_Exercise objective:_ Using the entries that follow, state how many lines contain the word "ylabel". The response is that number and nothing more.

_Data supplied:_
= = = = = = =
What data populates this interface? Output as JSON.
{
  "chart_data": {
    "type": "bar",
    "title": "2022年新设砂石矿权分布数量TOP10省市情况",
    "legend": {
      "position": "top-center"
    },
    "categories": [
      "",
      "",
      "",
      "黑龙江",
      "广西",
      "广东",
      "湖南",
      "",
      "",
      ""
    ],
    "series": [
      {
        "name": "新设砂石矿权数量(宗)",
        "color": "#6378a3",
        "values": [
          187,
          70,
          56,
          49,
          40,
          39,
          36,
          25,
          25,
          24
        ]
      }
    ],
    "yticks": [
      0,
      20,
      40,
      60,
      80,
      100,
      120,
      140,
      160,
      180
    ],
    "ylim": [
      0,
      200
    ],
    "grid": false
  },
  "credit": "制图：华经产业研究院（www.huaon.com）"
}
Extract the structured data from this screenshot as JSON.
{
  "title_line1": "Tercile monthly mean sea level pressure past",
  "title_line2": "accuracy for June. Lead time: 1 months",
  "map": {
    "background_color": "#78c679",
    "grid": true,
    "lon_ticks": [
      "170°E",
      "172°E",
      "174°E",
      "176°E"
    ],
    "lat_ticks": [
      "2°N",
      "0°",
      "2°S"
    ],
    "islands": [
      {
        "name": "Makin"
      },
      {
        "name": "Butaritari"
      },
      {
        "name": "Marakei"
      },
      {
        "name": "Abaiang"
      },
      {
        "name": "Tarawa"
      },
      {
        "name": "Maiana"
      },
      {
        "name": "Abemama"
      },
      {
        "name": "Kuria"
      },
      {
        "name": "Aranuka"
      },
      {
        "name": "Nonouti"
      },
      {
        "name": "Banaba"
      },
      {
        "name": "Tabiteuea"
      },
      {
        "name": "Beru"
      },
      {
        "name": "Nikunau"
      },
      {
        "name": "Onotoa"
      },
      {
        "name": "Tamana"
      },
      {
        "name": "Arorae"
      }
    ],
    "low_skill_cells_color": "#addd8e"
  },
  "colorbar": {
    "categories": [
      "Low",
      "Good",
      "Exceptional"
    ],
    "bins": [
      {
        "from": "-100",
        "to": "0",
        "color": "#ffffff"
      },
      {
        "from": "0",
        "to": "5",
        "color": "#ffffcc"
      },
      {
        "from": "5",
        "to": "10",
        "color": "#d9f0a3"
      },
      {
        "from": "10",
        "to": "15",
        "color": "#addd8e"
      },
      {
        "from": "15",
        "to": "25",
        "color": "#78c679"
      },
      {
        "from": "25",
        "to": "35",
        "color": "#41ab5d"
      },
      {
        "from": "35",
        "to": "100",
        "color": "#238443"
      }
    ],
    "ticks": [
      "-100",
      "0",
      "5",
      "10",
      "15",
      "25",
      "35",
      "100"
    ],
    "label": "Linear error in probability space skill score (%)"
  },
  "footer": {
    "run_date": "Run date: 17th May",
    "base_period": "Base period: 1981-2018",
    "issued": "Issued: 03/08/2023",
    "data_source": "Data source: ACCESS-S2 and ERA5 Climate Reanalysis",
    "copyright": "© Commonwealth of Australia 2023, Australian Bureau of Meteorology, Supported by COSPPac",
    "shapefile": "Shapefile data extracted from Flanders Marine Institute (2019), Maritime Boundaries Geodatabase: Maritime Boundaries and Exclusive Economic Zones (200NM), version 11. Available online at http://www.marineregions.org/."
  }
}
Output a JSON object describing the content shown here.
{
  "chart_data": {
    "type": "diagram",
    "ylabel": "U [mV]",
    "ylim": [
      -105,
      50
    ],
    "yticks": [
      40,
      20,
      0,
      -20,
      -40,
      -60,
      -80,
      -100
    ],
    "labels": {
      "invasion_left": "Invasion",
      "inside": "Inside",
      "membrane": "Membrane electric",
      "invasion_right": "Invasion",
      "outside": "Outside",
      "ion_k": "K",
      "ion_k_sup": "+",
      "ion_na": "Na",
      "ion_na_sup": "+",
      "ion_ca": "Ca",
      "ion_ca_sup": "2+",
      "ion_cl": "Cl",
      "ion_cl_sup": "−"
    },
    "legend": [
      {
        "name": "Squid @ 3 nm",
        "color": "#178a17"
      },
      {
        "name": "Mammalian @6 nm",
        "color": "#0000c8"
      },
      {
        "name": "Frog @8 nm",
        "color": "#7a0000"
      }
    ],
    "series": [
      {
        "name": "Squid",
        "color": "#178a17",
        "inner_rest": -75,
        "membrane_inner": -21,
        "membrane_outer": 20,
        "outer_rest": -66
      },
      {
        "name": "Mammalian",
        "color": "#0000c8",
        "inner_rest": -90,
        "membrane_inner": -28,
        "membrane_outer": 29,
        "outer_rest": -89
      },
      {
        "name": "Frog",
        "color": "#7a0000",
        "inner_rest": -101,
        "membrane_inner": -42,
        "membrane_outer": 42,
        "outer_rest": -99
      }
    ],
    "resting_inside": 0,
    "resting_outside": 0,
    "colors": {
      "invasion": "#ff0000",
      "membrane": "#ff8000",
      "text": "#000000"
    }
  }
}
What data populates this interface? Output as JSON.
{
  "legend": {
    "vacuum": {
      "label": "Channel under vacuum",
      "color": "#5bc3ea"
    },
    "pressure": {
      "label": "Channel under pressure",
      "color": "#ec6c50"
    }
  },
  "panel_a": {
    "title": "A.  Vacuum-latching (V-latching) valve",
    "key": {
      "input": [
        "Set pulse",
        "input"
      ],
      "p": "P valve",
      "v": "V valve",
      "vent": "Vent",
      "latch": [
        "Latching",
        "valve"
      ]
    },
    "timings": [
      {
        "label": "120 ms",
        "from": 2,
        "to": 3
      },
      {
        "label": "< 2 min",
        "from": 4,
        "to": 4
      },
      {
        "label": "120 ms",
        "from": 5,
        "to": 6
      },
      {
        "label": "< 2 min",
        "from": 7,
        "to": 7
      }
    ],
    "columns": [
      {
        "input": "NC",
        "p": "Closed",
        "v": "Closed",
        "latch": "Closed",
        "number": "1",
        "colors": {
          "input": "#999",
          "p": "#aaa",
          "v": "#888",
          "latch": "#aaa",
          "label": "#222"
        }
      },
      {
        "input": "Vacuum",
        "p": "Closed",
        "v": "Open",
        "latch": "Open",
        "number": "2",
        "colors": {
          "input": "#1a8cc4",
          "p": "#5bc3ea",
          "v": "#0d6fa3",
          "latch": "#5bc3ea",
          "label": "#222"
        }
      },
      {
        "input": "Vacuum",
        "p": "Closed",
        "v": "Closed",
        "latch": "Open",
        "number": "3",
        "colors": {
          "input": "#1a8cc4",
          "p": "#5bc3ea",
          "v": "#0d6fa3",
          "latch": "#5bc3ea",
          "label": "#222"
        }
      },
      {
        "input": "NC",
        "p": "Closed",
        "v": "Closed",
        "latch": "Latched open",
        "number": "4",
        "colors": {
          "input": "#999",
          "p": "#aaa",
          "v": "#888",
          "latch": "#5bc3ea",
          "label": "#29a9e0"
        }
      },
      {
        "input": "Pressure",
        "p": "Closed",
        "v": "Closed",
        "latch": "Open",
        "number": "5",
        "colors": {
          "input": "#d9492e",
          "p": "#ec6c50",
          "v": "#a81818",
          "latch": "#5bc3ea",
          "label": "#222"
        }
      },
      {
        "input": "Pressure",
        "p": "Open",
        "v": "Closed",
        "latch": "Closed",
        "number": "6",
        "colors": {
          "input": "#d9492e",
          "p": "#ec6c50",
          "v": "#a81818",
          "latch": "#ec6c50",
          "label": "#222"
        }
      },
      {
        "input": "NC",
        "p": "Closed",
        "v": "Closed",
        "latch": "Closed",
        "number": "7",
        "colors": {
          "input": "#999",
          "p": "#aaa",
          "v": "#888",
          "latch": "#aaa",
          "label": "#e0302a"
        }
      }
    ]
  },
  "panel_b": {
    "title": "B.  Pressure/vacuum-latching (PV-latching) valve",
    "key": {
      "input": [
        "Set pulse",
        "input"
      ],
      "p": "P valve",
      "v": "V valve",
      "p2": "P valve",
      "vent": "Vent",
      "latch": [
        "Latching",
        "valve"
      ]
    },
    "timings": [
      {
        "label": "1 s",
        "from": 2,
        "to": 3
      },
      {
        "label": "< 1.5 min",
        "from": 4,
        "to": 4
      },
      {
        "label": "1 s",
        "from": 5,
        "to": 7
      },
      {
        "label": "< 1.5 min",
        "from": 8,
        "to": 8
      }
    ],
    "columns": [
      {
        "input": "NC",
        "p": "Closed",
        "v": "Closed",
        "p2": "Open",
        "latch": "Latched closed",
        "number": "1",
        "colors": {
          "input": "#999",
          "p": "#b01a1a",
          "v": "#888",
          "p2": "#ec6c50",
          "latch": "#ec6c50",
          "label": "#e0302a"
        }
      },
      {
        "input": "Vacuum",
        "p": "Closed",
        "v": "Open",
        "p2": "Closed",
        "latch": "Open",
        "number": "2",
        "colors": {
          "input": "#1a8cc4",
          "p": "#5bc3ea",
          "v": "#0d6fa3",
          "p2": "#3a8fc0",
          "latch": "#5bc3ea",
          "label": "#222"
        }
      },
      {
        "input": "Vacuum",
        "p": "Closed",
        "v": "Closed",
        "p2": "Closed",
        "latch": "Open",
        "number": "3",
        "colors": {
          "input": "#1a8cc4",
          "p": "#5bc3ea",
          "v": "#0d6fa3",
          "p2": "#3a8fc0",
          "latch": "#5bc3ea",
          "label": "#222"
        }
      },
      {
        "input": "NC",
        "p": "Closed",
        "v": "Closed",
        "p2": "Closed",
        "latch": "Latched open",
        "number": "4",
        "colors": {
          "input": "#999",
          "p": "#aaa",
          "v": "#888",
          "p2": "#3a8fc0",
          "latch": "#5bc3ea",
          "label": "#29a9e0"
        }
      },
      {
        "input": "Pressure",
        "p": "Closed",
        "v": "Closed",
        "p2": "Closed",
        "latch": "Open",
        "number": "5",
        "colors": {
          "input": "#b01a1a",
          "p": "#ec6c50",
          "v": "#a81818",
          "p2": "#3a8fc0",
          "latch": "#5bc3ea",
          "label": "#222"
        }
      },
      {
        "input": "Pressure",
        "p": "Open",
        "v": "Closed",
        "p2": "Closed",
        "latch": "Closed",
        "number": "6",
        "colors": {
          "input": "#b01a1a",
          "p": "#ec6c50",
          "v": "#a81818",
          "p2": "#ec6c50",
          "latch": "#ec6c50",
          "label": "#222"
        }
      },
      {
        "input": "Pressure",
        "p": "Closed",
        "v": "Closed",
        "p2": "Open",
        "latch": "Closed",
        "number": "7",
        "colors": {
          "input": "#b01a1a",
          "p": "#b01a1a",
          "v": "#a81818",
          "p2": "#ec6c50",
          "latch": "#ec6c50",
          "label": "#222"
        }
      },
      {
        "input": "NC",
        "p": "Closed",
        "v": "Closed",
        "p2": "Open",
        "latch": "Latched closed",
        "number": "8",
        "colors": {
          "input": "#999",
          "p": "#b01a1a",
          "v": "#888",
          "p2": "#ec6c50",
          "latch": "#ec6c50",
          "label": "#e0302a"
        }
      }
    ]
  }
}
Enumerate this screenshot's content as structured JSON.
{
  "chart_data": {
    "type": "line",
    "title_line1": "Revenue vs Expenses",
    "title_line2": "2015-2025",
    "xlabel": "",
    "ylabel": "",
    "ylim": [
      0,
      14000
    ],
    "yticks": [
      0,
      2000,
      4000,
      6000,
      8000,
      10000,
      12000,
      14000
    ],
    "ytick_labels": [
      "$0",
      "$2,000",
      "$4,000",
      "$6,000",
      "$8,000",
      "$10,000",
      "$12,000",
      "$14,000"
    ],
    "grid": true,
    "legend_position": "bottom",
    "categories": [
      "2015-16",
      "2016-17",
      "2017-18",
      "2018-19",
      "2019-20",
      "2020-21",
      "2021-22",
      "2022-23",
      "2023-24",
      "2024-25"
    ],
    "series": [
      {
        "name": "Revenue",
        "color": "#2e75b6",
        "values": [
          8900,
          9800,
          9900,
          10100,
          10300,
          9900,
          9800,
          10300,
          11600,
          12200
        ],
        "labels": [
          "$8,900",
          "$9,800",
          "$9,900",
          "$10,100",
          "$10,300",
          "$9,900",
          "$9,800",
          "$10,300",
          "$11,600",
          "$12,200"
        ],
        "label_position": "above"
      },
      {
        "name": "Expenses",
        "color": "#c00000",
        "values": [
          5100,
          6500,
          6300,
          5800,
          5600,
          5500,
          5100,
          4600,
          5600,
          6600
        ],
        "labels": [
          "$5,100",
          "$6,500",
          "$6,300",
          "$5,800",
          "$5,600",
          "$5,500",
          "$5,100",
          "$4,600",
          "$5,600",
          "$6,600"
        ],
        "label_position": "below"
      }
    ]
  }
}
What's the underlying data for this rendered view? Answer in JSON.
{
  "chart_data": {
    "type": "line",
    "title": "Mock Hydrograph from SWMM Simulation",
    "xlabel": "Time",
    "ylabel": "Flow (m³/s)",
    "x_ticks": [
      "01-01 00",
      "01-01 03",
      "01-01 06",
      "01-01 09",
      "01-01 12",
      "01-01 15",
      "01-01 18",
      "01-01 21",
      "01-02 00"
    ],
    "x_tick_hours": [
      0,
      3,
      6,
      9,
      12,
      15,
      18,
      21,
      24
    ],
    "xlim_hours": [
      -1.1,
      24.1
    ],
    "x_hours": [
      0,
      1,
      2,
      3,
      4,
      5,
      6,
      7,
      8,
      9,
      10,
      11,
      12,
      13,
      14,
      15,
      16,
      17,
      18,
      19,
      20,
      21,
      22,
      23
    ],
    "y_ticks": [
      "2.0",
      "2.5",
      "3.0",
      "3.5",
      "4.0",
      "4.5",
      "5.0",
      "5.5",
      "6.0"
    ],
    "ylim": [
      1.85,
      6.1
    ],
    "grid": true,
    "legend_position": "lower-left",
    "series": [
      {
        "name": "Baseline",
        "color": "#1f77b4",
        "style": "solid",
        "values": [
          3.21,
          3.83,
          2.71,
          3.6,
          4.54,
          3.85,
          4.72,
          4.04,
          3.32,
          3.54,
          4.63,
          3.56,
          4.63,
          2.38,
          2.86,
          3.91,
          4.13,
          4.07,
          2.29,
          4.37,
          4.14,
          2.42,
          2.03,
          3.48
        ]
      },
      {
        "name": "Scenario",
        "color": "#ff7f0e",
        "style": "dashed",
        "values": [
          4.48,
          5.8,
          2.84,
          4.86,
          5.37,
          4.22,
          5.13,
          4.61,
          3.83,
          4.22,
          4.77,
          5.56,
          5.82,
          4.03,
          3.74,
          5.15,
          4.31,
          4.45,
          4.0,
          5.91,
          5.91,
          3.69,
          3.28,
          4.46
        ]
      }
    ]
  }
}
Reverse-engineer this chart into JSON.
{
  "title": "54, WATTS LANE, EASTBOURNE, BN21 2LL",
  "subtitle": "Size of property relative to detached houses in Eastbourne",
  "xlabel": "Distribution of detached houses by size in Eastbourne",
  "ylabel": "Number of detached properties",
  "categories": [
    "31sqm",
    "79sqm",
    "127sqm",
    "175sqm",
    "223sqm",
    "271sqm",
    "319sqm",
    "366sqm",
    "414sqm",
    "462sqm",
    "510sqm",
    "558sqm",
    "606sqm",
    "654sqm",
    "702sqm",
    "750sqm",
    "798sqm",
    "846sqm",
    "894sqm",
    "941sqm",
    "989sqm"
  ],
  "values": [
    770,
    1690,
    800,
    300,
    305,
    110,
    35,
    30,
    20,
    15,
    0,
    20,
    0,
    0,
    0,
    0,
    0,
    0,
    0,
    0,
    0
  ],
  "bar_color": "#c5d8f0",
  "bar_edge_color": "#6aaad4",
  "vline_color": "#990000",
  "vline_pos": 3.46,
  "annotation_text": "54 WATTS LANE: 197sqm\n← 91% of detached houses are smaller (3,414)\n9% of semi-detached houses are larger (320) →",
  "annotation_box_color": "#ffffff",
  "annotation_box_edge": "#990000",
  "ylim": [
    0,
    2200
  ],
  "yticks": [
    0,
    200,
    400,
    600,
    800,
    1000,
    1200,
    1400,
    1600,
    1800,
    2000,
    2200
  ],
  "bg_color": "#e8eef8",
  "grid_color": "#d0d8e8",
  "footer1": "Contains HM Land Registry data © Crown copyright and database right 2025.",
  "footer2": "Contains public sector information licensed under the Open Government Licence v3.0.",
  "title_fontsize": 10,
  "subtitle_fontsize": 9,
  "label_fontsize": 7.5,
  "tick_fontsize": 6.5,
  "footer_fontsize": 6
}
= = = = = = =
_Output:_ 4